Required task: In the data below, find each line containing the string "this" and return it.

Data for the task:
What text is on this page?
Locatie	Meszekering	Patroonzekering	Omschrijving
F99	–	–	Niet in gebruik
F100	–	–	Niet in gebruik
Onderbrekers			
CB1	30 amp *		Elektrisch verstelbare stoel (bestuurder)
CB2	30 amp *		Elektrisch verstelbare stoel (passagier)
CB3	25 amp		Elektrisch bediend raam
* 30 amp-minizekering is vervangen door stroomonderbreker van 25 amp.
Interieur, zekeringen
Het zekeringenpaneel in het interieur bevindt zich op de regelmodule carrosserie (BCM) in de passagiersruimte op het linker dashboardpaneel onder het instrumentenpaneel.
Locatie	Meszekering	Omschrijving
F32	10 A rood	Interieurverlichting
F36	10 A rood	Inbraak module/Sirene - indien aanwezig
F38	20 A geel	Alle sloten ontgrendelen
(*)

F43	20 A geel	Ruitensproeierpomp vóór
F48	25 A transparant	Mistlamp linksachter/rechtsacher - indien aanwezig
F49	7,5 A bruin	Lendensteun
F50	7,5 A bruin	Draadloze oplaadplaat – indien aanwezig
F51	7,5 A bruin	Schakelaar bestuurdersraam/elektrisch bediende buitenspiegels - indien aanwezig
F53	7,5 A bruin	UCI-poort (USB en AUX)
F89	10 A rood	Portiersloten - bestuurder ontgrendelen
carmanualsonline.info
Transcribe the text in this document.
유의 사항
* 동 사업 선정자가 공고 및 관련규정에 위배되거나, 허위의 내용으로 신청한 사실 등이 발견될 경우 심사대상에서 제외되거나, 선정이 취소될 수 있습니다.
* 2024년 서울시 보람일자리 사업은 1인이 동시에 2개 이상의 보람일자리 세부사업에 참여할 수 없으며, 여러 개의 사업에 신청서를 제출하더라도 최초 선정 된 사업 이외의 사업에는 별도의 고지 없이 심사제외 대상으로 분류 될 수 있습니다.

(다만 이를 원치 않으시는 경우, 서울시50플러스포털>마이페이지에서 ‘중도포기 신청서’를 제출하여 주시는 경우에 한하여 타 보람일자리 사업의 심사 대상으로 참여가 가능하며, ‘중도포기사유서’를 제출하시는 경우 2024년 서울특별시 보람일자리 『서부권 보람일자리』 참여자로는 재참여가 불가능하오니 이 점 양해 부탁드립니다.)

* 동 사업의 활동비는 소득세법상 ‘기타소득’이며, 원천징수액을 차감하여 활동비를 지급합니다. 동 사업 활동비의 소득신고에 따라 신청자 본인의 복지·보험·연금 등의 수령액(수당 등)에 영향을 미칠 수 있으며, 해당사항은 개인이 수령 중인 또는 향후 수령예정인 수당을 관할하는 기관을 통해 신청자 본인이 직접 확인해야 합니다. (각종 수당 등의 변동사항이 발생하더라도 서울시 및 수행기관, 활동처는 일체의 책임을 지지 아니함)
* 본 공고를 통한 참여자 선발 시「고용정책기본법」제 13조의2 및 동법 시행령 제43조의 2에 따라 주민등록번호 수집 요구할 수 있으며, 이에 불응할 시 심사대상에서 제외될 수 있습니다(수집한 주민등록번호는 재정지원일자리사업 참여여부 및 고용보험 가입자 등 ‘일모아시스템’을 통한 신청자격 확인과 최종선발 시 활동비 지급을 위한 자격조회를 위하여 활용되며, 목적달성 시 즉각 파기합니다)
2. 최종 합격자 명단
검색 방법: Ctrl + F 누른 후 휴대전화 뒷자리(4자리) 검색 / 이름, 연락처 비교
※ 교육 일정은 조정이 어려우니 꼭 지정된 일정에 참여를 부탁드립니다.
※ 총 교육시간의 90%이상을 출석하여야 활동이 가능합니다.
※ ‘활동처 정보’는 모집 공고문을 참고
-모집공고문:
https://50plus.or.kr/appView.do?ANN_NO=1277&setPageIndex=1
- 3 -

Correct output:
What text is on this page?
Transcribe the text in this document.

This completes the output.